What is expected: Look through the records that follow. Copy every line containing the word "text".

Listed entries:
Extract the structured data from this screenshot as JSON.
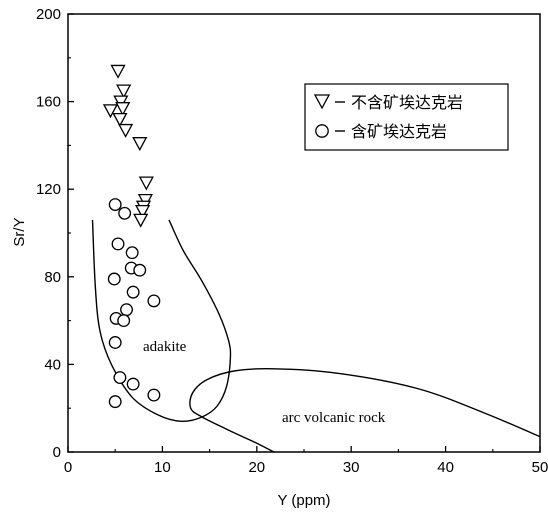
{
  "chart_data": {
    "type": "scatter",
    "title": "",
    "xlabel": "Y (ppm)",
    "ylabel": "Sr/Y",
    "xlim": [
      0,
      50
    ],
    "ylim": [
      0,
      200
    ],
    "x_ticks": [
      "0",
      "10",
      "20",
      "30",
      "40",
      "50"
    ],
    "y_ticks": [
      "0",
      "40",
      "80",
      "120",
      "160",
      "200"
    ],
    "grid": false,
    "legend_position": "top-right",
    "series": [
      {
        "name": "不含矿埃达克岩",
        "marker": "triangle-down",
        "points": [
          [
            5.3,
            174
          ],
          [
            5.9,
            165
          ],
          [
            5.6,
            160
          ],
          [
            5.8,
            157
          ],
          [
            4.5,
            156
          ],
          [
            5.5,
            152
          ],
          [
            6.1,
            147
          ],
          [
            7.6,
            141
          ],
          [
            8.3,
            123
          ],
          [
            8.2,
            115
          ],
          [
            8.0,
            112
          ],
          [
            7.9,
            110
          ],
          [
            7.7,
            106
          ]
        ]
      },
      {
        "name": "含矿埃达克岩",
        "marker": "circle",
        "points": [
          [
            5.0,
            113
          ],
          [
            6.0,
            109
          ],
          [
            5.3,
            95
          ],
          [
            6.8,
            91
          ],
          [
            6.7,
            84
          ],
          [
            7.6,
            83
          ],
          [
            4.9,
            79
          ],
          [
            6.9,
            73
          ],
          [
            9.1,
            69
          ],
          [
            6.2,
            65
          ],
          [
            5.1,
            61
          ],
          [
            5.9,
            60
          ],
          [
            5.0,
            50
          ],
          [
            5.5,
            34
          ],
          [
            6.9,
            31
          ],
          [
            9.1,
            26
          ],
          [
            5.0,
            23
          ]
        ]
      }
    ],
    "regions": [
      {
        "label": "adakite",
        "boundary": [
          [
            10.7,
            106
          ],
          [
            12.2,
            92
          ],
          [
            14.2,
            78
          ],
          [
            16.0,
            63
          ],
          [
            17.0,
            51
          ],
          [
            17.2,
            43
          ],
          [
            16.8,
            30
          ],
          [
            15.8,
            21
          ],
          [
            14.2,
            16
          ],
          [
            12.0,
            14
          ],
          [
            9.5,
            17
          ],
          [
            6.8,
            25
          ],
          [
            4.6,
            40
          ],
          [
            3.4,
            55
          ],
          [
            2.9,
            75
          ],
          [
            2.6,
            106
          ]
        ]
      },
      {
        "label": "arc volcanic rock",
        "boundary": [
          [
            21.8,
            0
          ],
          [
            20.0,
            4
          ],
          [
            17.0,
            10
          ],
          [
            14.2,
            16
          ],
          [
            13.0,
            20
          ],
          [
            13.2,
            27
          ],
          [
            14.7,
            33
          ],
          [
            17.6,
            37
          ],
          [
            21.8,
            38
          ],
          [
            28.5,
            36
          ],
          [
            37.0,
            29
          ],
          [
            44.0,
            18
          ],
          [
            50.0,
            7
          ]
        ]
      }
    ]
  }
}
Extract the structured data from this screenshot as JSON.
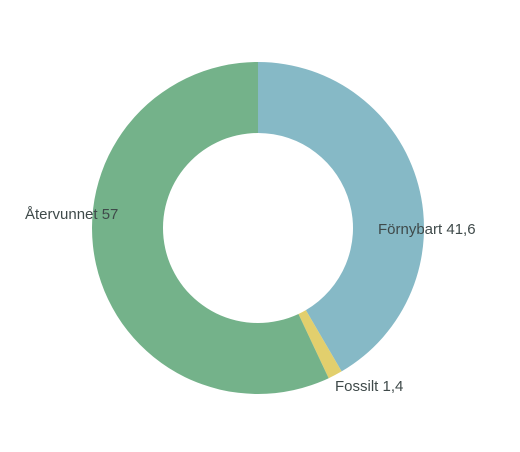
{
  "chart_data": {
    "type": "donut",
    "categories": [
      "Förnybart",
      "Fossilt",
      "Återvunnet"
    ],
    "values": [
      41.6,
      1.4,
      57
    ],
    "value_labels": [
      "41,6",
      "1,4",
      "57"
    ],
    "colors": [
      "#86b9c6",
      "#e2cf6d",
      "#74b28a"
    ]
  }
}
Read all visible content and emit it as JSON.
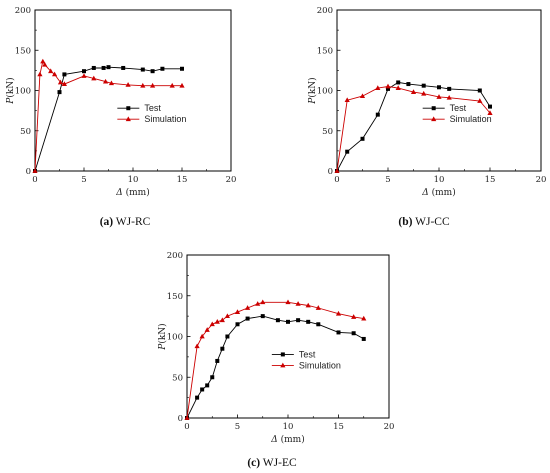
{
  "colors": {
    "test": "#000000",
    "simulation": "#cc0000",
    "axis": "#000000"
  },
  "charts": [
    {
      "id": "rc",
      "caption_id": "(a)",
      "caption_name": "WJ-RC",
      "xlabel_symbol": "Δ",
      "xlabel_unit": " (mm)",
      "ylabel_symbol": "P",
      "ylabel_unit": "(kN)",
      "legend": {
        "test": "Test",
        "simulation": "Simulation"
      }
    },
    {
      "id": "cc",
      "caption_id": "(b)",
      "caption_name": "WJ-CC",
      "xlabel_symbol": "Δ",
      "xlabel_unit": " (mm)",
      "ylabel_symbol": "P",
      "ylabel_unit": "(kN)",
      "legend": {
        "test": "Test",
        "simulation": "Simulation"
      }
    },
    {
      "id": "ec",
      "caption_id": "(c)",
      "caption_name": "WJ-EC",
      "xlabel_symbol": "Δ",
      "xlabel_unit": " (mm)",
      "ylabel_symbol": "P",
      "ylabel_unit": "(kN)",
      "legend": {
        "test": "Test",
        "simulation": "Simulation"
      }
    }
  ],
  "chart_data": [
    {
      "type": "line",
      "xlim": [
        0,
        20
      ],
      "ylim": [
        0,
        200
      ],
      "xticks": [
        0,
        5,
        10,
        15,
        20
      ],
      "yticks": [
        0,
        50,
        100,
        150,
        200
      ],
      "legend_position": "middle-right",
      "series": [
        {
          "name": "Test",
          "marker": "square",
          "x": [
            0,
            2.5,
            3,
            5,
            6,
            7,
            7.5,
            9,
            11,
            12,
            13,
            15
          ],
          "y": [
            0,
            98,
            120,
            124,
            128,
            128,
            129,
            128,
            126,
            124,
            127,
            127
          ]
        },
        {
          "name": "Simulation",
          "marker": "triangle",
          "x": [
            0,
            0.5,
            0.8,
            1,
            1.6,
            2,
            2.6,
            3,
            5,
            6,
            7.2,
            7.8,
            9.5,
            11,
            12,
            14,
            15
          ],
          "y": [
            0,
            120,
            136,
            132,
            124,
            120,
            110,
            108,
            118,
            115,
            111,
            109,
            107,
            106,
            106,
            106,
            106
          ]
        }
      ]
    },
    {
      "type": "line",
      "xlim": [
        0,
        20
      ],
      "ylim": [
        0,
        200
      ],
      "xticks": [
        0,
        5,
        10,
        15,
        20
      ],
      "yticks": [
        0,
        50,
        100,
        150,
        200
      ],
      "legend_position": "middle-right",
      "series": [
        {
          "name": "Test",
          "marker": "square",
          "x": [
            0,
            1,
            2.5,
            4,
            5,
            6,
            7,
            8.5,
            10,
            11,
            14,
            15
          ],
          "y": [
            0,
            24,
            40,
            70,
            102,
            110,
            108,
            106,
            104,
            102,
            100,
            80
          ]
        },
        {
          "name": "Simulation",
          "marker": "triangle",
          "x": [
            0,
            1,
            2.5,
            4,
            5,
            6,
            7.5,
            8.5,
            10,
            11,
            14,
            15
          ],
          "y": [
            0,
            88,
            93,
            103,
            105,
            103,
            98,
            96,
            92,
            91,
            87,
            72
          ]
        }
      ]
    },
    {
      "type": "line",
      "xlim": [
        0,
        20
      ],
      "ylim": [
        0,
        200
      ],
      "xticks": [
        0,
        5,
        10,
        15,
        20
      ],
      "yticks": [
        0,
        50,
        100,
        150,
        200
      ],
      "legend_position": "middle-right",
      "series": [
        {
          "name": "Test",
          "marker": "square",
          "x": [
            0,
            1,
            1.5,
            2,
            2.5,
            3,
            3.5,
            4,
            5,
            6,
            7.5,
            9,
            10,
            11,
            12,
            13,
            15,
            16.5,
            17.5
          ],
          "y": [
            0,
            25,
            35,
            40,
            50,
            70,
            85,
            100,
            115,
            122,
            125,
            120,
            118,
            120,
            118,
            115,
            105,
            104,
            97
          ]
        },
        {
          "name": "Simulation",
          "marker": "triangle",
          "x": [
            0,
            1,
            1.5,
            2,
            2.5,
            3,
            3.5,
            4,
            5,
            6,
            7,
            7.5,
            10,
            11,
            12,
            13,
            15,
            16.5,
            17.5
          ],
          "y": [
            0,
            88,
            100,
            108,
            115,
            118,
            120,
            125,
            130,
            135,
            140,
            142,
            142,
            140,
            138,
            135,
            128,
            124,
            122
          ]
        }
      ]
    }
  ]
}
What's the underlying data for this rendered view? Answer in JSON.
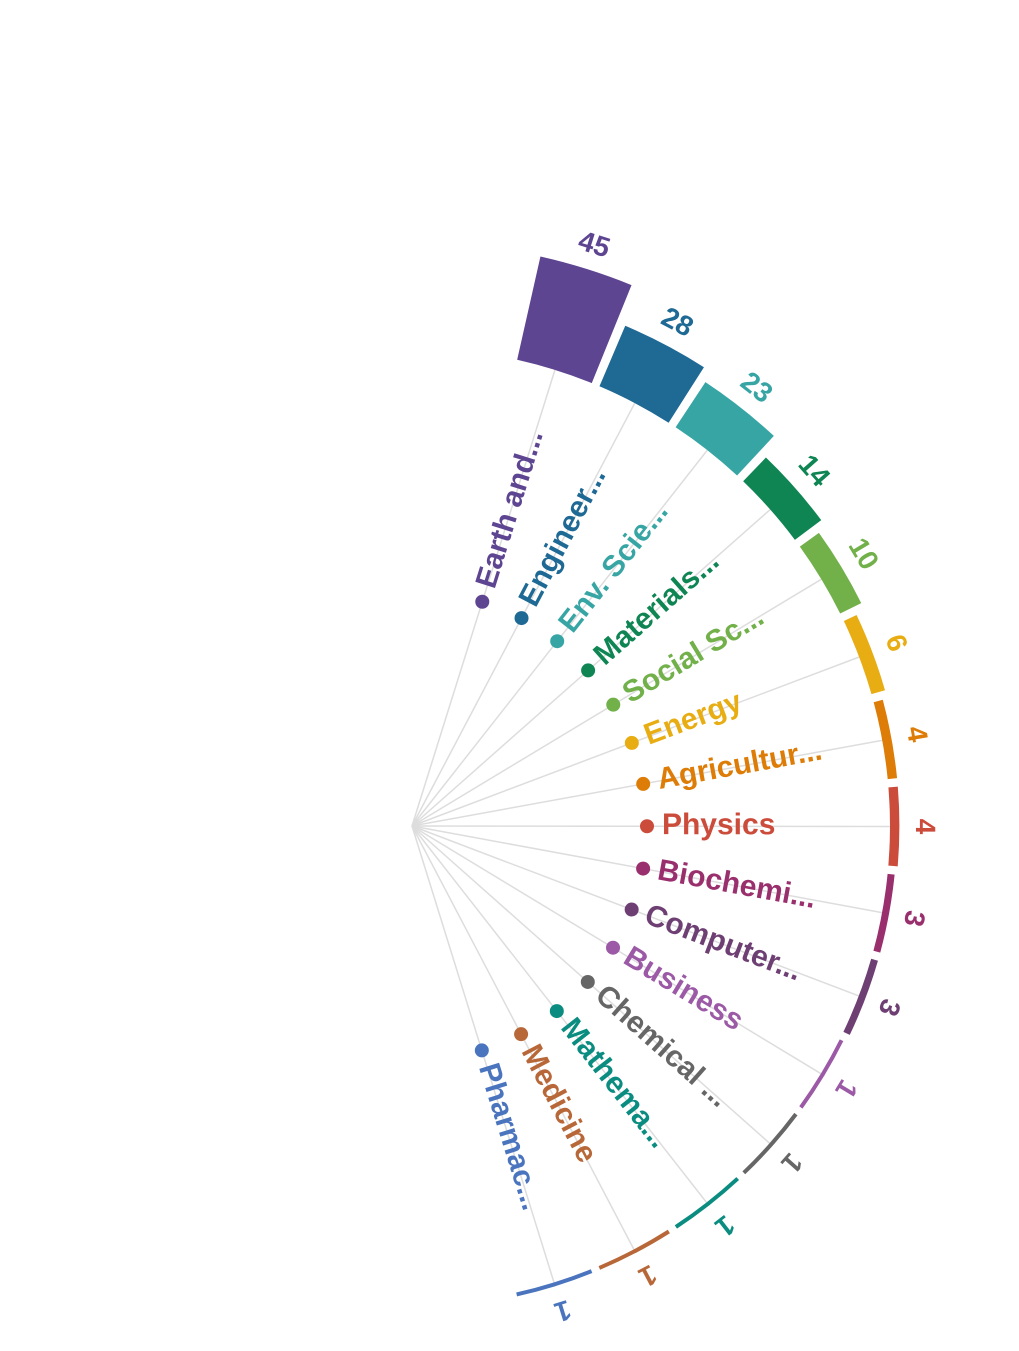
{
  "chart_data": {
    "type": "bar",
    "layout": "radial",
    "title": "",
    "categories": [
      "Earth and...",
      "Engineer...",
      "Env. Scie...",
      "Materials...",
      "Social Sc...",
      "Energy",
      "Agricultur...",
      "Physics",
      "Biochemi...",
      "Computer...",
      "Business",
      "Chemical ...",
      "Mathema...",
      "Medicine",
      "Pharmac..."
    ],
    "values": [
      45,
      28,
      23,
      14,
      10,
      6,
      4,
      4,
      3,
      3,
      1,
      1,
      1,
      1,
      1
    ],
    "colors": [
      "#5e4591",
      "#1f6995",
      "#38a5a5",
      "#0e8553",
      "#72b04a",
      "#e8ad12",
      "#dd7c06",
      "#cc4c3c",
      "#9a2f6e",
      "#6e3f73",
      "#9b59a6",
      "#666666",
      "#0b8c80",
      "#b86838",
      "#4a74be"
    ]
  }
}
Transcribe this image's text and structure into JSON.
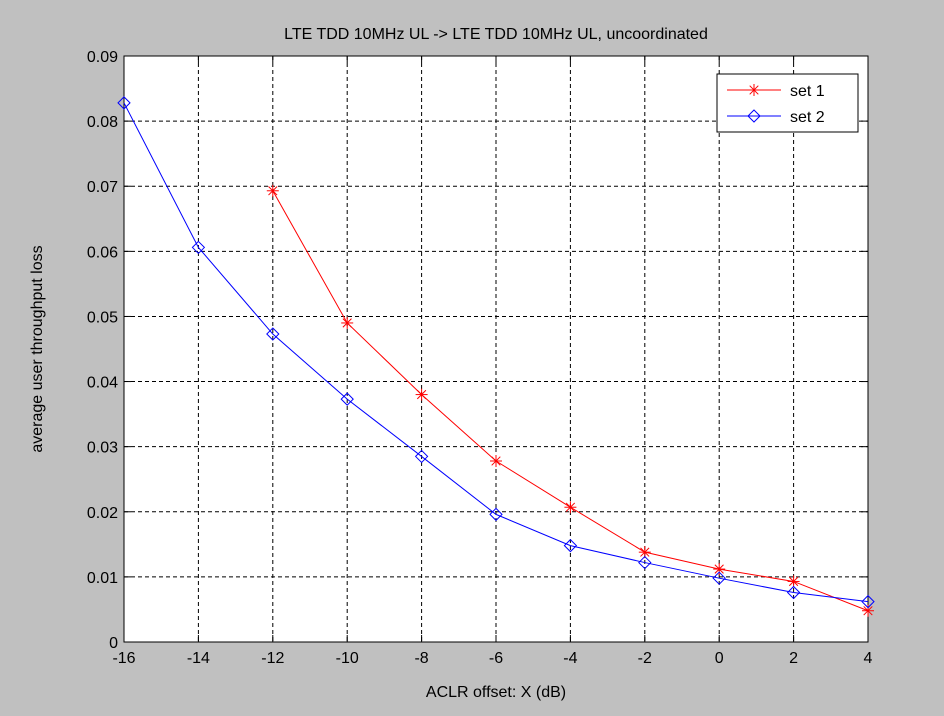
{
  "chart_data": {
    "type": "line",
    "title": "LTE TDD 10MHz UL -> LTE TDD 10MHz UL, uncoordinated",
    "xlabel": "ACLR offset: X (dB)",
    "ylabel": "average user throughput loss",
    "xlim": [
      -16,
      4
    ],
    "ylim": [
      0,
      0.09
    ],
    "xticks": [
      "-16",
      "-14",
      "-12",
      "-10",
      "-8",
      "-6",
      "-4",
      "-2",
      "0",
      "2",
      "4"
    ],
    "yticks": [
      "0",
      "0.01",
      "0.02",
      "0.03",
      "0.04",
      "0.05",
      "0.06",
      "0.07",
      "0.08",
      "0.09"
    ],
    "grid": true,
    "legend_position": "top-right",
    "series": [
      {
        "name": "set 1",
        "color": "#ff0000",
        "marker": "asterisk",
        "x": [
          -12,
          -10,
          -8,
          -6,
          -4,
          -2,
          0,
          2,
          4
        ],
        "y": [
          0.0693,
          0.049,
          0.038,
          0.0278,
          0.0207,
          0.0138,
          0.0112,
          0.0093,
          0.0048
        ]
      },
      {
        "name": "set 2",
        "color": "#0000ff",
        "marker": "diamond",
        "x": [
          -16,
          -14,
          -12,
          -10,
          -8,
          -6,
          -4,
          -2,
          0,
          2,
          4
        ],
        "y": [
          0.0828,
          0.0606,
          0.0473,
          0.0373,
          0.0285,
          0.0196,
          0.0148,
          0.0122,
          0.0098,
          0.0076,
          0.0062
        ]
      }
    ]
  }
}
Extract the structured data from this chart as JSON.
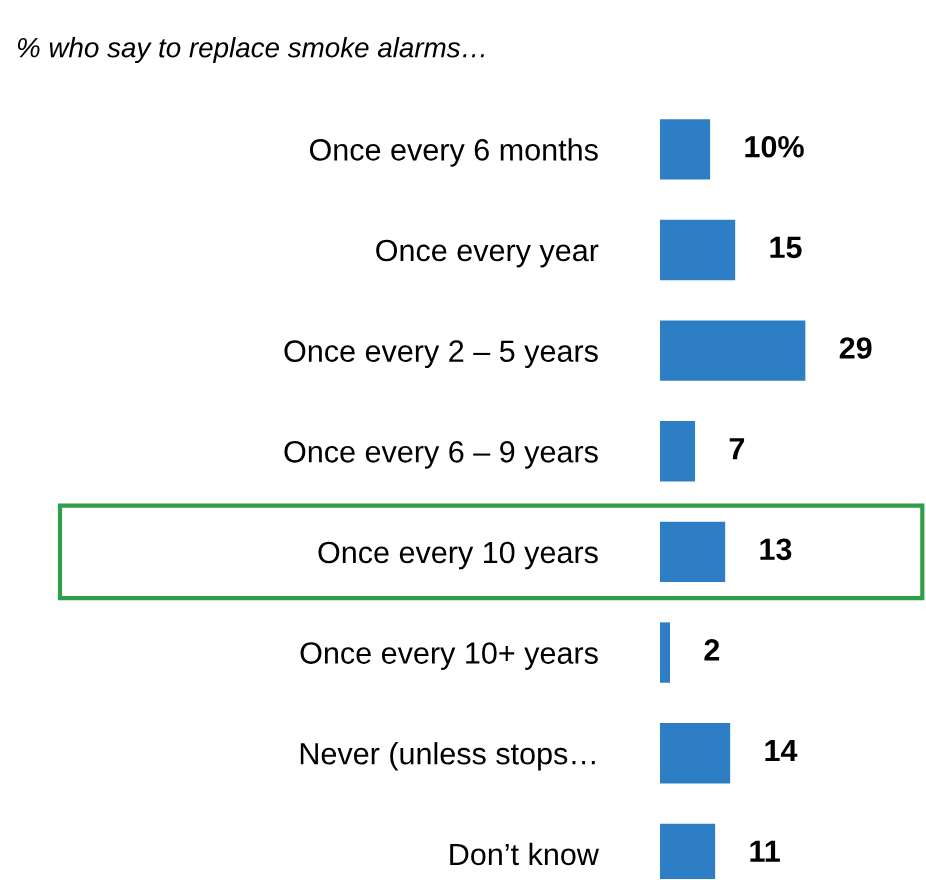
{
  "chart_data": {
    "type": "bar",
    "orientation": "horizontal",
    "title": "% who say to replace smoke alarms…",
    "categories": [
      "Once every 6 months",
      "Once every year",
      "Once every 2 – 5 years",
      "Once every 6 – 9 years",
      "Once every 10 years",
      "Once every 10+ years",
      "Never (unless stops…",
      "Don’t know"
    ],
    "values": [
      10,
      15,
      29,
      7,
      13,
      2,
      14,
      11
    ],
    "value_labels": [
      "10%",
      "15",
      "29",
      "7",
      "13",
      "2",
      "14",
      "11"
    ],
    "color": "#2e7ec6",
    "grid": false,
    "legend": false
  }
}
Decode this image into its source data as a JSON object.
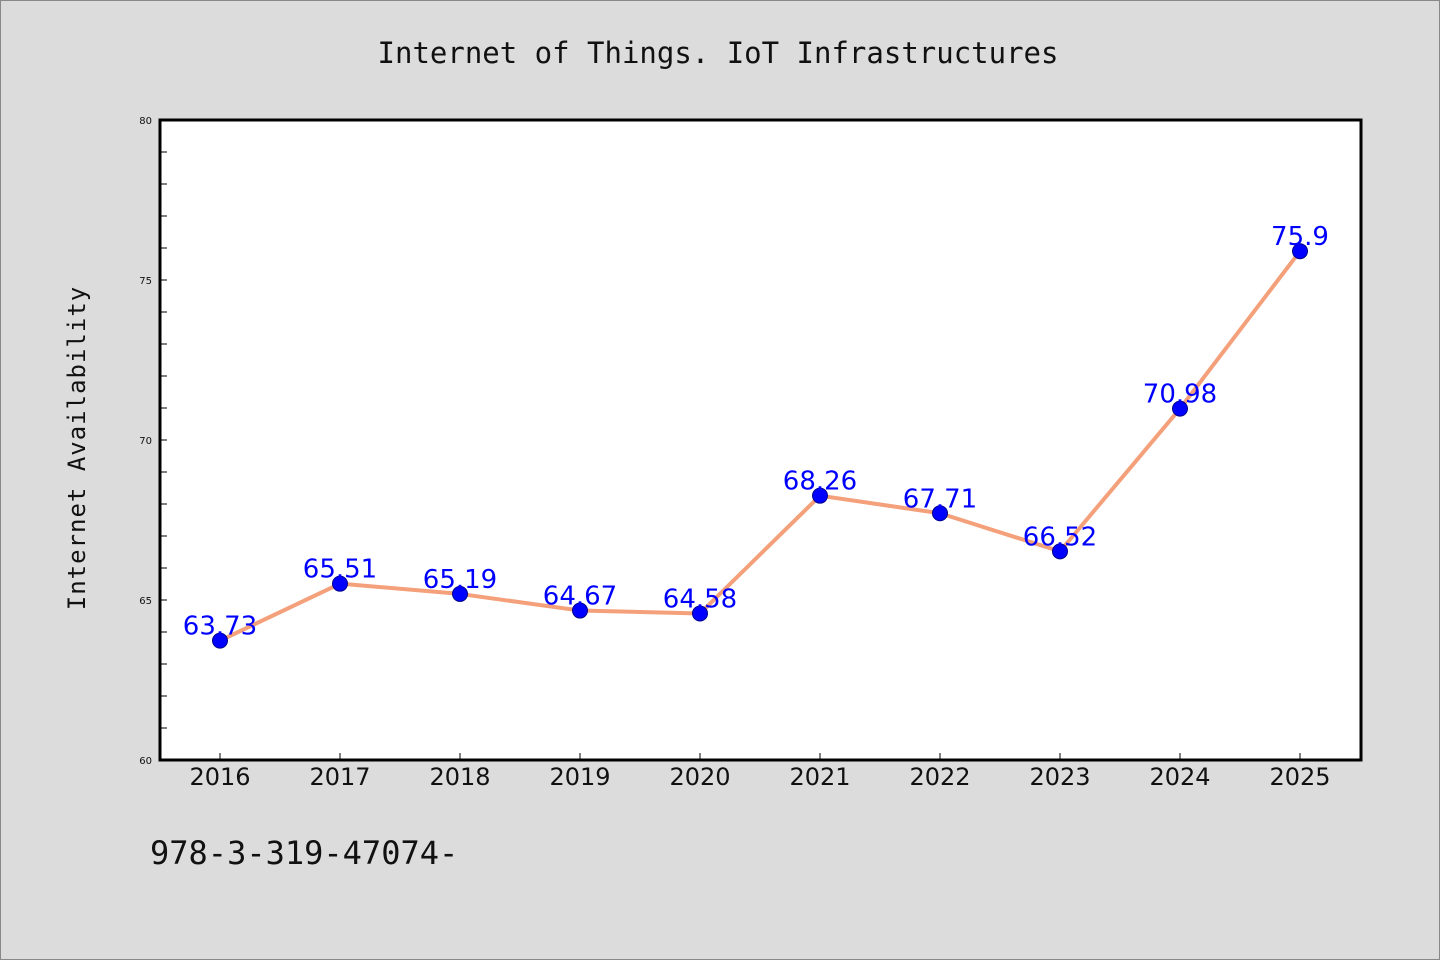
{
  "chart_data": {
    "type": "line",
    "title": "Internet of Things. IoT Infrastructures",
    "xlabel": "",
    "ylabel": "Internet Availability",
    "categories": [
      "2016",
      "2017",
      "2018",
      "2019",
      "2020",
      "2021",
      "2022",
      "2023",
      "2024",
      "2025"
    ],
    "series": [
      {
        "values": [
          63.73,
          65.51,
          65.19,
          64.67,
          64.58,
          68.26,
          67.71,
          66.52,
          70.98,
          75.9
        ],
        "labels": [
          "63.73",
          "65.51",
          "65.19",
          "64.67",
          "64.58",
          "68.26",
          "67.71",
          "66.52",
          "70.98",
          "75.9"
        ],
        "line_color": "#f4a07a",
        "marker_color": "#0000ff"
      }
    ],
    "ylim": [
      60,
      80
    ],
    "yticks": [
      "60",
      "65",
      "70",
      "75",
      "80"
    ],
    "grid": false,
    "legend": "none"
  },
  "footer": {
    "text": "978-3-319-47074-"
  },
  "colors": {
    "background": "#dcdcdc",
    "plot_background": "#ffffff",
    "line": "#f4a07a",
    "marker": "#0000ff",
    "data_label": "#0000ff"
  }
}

Answer in full:
Transcribe this image's text and structure into JSON.
    "text": "978-3-319-47074-"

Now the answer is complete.